:: Extracted information

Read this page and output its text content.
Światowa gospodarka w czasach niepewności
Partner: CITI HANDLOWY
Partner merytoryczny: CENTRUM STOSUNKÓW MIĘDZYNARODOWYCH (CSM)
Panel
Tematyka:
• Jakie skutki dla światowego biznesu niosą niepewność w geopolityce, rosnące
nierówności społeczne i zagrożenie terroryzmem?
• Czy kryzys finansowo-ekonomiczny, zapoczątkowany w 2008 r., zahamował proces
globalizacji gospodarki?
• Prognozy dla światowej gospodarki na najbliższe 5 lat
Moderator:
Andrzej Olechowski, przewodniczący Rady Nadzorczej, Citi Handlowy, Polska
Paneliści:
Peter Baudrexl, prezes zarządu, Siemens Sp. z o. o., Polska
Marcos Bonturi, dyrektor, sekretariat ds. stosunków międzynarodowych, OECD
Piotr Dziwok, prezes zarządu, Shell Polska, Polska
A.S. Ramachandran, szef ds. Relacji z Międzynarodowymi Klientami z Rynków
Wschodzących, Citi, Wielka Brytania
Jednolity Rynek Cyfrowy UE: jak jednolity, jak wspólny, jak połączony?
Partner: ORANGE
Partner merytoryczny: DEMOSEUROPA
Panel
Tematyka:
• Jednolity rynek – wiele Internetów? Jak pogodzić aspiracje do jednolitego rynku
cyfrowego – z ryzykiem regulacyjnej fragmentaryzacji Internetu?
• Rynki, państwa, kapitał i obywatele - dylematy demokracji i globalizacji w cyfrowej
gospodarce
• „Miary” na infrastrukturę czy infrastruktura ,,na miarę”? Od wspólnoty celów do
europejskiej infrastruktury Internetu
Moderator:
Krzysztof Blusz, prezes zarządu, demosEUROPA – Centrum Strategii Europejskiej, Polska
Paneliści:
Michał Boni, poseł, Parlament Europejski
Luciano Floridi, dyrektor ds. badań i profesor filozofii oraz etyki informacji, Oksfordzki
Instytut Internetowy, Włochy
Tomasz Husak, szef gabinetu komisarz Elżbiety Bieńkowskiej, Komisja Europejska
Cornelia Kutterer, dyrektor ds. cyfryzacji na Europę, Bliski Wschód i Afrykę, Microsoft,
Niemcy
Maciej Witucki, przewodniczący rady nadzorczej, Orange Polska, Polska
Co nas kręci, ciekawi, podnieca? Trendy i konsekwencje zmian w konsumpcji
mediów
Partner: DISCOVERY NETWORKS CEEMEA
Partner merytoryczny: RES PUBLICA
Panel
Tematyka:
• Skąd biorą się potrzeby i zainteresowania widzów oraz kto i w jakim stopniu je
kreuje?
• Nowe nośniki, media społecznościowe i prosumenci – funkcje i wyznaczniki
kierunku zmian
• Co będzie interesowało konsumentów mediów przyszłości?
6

::::

### Task description
Pick out the lines containing the string "szef".

### Reply
A.S. Ramachandran, szef ds. Relacji z Międzynarodowymi Klientami z Rynków
Tomasz Husak, szef gabinetu komisarz Elżbiety Bieńkowskiej, Komisja Europejska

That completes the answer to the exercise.